| GIVEN REQUEST |
What follows is a set of records; repeat all of them exactly.

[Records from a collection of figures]
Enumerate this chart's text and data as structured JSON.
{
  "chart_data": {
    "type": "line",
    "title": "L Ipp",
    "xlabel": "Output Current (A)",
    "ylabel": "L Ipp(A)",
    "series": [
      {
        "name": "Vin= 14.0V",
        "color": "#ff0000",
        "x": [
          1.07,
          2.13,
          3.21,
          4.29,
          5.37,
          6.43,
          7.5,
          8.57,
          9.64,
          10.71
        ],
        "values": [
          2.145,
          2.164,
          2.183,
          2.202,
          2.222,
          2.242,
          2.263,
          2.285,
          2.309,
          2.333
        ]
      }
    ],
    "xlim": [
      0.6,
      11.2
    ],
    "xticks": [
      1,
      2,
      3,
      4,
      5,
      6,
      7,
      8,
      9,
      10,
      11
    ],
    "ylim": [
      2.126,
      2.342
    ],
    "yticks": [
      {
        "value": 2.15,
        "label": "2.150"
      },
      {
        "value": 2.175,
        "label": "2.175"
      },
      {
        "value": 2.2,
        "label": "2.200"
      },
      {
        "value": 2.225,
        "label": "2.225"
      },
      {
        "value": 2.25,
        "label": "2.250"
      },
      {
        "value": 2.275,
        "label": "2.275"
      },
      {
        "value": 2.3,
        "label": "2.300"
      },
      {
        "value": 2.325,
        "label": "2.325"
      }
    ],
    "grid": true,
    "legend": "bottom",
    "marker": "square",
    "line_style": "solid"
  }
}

| EXERCISE RESULT |
Enumerate this chart's text and data as structured JSON.
{
  "chart_data": {
    "type": "line",
    "title": "L Ipp",
    "xlabel": "Output Current (A)",
    "ylabel": "L Ipp(A)",
    "series": [
      {
        "name": "Vin= 14.0V",
        "color": "#ff0000",
        "x": [
          1.07,
          2.13,
          3.21,
          4.29,
          5.37,
          6.43,
          7.5,
          8.57,
          9.64,
          10.71
        ],
        "values": [
          2.145,
          2.164,
          2.183,
          2.202,
          2.222,
          2.242,
          2.263,
          2.285,
          2.309,
          2.333
        ]
      }
    ],
    "xlim": [
      0.6,
      11.2
    ],
    "xticks": [
      1,
      2,
      3,
      4,
      5,
      6,
      7,
      8,
      9,
      10,
      11
    ],
    "ylim": [
      2.126,
      2.342
    ],
    "yticks": [
      {
        "value": 2.15,
        "label": "2.150"
      },
      {
        "value": 2.175,
        "label": "2.175"
      },
      {
        "value": 2.2,
        "label": "2.200"
      },
      {
        "value": 2.225,
        "label": "2.225"
      },
      {
        "value": 2.25,
        "label": "2.250"
      },
      {
        "value": 2.275,
        "label": "2.275"
      },
      {
        "value": 2.3,
        "label": "2.300"
      },
      {
        "value": 2.325,
        "label": "2.325"
      }
    ],
    "grid": true,
    "legend": "bottom",
    "marker": "square",
    "line_style": "solid"
  }
}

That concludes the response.